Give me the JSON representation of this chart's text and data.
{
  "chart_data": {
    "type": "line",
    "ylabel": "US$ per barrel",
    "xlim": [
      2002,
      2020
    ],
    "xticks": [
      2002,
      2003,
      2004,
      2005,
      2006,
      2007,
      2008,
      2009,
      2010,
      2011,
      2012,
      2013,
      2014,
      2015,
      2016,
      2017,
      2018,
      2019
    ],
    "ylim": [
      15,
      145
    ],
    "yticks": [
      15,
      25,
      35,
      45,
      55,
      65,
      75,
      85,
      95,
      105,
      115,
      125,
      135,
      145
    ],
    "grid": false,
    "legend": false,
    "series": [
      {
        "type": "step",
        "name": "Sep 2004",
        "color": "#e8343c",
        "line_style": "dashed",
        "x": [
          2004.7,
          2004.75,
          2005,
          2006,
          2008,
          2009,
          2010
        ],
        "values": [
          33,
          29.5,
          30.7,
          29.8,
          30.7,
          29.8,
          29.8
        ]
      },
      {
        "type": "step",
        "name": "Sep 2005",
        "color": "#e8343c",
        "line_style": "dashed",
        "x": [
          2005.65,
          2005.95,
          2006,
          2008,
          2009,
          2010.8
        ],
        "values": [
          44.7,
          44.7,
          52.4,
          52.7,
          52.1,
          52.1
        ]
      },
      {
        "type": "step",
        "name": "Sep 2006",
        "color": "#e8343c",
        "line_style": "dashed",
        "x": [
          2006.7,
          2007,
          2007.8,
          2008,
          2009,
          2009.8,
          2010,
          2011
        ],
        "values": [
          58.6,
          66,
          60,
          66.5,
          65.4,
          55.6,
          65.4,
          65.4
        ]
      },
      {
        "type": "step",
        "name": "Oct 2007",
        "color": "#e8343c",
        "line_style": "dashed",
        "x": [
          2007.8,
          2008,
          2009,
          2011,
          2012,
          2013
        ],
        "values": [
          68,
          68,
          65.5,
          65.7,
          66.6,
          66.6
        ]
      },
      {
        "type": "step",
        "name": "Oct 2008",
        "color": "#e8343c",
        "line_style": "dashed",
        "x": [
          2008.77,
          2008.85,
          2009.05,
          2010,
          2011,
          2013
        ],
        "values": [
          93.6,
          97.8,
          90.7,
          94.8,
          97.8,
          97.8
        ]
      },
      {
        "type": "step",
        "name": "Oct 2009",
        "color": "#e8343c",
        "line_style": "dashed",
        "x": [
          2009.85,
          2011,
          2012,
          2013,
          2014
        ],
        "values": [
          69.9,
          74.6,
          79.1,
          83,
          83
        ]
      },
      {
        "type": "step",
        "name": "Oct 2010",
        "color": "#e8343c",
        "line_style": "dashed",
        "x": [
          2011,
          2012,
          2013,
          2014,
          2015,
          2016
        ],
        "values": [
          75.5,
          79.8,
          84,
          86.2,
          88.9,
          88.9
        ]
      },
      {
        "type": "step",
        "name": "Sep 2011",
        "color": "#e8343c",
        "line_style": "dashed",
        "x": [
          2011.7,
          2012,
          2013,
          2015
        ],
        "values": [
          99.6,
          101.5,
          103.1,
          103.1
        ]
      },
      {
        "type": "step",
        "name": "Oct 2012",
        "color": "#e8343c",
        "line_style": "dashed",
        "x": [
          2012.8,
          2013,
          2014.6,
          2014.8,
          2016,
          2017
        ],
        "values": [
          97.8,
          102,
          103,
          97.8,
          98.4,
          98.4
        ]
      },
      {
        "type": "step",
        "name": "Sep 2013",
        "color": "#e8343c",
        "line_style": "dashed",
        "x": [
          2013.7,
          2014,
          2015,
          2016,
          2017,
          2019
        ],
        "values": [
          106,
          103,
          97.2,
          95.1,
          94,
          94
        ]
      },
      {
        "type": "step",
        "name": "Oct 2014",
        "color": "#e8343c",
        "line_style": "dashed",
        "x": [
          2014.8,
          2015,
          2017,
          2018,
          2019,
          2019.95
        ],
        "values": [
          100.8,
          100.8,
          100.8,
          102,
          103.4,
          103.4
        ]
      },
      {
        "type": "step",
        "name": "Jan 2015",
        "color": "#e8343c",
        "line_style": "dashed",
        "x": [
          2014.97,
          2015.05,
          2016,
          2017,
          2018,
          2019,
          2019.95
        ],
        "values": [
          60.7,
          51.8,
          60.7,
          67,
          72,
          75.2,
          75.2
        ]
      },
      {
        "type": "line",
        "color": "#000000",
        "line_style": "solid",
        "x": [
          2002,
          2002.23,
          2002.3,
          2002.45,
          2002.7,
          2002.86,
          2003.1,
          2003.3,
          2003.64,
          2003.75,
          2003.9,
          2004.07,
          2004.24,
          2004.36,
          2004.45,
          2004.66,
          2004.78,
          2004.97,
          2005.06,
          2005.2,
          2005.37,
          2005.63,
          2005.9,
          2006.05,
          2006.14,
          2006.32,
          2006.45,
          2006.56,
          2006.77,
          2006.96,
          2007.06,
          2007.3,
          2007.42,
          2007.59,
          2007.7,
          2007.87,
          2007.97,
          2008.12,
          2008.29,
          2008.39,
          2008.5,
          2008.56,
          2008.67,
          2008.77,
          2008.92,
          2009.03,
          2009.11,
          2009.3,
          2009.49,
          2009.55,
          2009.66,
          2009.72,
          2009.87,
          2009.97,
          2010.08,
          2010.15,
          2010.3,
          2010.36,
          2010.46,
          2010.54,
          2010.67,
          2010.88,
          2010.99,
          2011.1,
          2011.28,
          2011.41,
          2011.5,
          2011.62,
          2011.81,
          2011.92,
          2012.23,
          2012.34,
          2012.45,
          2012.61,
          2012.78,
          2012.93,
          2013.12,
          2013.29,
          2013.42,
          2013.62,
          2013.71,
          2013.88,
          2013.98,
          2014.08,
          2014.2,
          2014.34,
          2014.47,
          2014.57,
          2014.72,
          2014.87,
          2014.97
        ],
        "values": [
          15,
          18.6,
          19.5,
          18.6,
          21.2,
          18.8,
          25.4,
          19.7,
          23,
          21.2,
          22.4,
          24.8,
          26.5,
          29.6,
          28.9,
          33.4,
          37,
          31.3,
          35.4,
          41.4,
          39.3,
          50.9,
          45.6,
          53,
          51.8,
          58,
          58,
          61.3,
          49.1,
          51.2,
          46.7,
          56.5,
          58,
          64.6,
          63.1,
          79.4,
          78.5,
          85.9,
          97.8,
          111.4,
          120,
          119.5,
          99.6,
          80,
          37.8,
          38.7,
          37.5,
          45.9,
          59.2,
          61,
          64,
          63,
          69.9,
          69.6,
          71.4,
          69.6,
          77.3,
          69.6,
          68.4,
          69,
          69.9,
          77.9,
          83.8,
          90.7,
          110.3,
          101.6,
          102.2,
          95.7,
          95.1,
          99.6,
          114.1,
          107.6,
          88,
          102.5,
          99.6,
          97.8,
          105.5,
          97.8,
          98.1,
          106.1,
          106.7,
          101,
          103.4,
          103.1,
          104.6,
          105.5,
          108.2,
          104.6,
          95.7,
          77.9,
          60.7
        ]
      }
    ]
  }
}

::::

OBJECTIVE: Repeat the listing above without any change.

RESPONSE TO THIS TASK:
Give me the JSON representation of this chart's text and data.
{
  "chart_data": {
    "type": "line",
    "ylabel": "US$ per barrel",
    "xlim": [
      2002,
      2020
    ],
    "xticks": [
      2002,
      2003,
      2004,
      2005,
      2006,
      2007,
      2008,
      2009,
      2010,
      2011,
      2012,
      2013,
      2014,
      2015,
      2016,
      2017,
      2018,
      2019
    ],
    "ylim": [
      15,
      145
    ],
    "yticks": [
      15,
      25,
      35,
      45,
      55,
      65,
      75,
      85,
      95,
      105,
      115,
      125,
      135,
      145
    ],
    "grid": false,
    "legend": false,
    "series": [
      {
        "type": "step",
        "name": "Sep 2004",
        "color": "#e8343c",
        "line_style": "dashed",
        "x": [
          2004.7,
          2004.75,
          2005,
          2006,
          2008,
          2009,
          2010
        ],
        "values": [
          33,
          29.5,
          30.7,
          29.8,
          30.7,
          29.8,
          29.8
        ]
      },
      {
        "type": "step",
        "name": "Sep 2005",
        "color": "#e8343c",
        "line_style": "dashed",
        "x": [
          2005.65,
          2005.95,
          2006,
          2008,
          2009,
          2010.8
        ],
        "values": [
          44.7,
          44.7,
          52.4,
          52.7,
          52.1,
          52.1
        ]
      },
      {
        "type": "step",
        "name": "Sep 2006",
        "color": "#e8343c",
        "line_style": "dashed",
        "x": [
          2006.7,
          2007,
          2007.8,
          2008,
          2009,
          2009.8,
          2010,
          2011
        ],
        "values": [
          58.6,
          66,
          60,
          66.5,
          65.4,
          55.6,
          65.4,
          65.4
        ]
      },
      {
        "type": "step",
        "name": "Oct 2007",
        "color": "#e8343c",
        "line_style": "dashed",
        "x": [
          2007.8,
          2008,
          2009,
          2011,
          2012,
          2013
        ],
        "values": [
          68,
          68,
          65.5,
          65.7,
          66.6,
          66.6
        ]
      },
      {
        "type": "step",
        "name": "Oct 2008",
        "color": "#e8343c",
        "line_style": "dashed",
        "x": [
          2008.77,
          2008.85,
          2009.05,
          2010,
          2011,
          2013
        ],
        "values": [
          93.6,
          97.8,
          90.7,
          94.8,
          97.8,
          97.8
        ]
      },
      {
        "type": "step",
        "name": "Oct 2009",
        "color": "#e8343c",
        "line_style": "dashed",
        "x": [
          2009.85,
          2011,
          2012,
          2013,
          2014
        ],
        "values": [
          69.9,
          74.6,
          79.1,
          83,
          83
        ]
      },
      {
        "type": "step",
        "name": "Oct 2010",
        "color": "#e8343c",
        "line_style": "dashed",
        "x": [
          2011,
          2012,
          2013,
          2014,
          2015,
          2016
        ],
        "values": [
          75.5,
          79.8,
          84,
          86.2,
          88.9,
          88.9
        ]
      },
      {
        "type": "step",
        "name": "Sep 2011",
        "color": "#e8343c",
        "line_style": "dashed",
        "x": [
          2011.7,
          2012,
          2013,
          2015
        ],
        "values": [
          99.6,
          101.5,
          103.1,
          103.1
        ]
      },
      {
        "type": "step",
        "name": "Oct 2012",
        "color": "#e8343c",
        "line_style": "dashed",
        "x": [
          2012.8,
          2013,
          2014.6,
          2014.8,
          2016,
          2017
        ],
        "values": [
          97.8,
          102,
          103,
          97.8,
          98.4,
          98.4
        ]
      },
      {
        "type": "step",
        "name": "Sep 2013",
        "color": "#e8343c",
        "line_style": "dashed",
        "x": [
          2013.7,
          2014,
          2015,
          2016,
          2017,
          2019
        ],
        "values": [
          106,
          103,
          97.2,
          95.1,
          94,
          94
        ]
      },
      {
        "type": "step",
        "name": "Oct 2014",
        "color": "#e8343c",
        "line_style": "dashed",
        "x": [
          2014.8,
          2015,
          2017,
          2018,
          2019,
          2019.95
        ],
        "values": [
          100.8,
          100.8,
          100.8,
          102,
          103.4,
          103.4
        ]
      },
      {
        "type": "step",
        "name": "Jan 2015",
        "color": "#e8343c",
        "line_style": "dashed",
        "x": [
          2014.97,
          2015.05,
          2016,
          2017,
          2018,
          2019,
          2019.95
        ],
        "values": [
          60.7,
          51.8,
          60.7,
          67,
          72,
          75.2,
          75.2
        ]
      },
      {
        "type": "line",
        "color": "#000000",
        "line_style": "solid",
        "x": [
          2002,
          2002.23,
          2002.3,
          2002.45,
          2002.7,
          2002.86,
          2003.1,
          2003.3,
          2003.64,
          2003.75,
          2003.9,
          2004.07,
          2004.24,
          2004.36,
          2004.45,
          2004.66,
          2004.78,
          2004.97,
          2005.06,
          2005.2,
          2005.37,
          2005.63,
          2005.9,
          2006.05,
          2006.14,
          2006.32,
          2006.45,
          2006.56,
          2006.77,
          2006.96,
          2007.06,
          2007.3,
          2007.42,
          2007.59,
          2007.7,
          2007.87,
          2007.97,
          2008.12,
          2008.29,
          2008.39,
          2008.5,
          2008.56,
          2008.67,
          2008.77,
          2008.92,
          2009.03,
          2009.11,
          2009.3,
          2009.49,
          2009.55,
          2009.66,
          2009.72,
          2009.87,
          2009.97,
          2010.08,
          2010.15,
          2010.3,
          2010.36,
          2010.46,
          2010.54,
          2010.67,
          2010.88,
          2010.99,
          2011.1,
          2011.28,
          2011.41,
          2011.5,
          2011.62,
          2011.81,
          2011.92,
          2012.23,
          2012.34,
          2012.45,
          2012.61,
          2012.78,
          2012.93,
          2013.12,
          2013.29,
          2013.42,
          2013.62,
          2013.71,
          2013.88,
          2013.98,
          2014.08,
          2014.2,
          2014.34,
          2014.47,
          2014.57,
          2014.72,
          2014.87,
          2014.97
        ],
        "values": [
          15,
          18.6,
          19.5,
          18.6,
          21.2,
          18.8,
          25.4,
          19.7,
          23,
          21.2,
          22.4,
          24.8,
          26.5,
          29.6,
          28.9,
          33.4,
          37,
          31.3,
          35.4,
          41.4,
          39.3,
          50.9,
          45.6,
          53,
          51.8,
          58,
          58,
          61.3,
          49.1,
          51.2,
          46.7,
          56.5,
          58,
          64.6,
          63.1,
          79.4,
          78.5,
          85.9,
          97.8,
          111.4,
          120,
          119.5,
          99.6,
          80,
          37.8,
          38.7,
          37.5,
          45.9,
          59.2,
          61,
          64,
          63,
          69.9,
          69.6,
          71.4,
          69.6,
          77.3,
          69.6,
          68.4,
          69,
          69.9,
          77.9,
          83.8,
          90.7,
          110.3,
          101.6,
          102.2,
          95.7,
          95.1,
          99.6,
          114.1,
          107.6,
          88,
          102.5,
          99.6,
          97.8,
          105.5,
          97.8,
          98.1,
          106.1,
          106.7,
          101,
          103.4,
          103.1,
          104.6,
          105.5,
          108.2,
          104.6,
          95.7,
          77.9,
          60.7
        ]
      }
    ]
  }
}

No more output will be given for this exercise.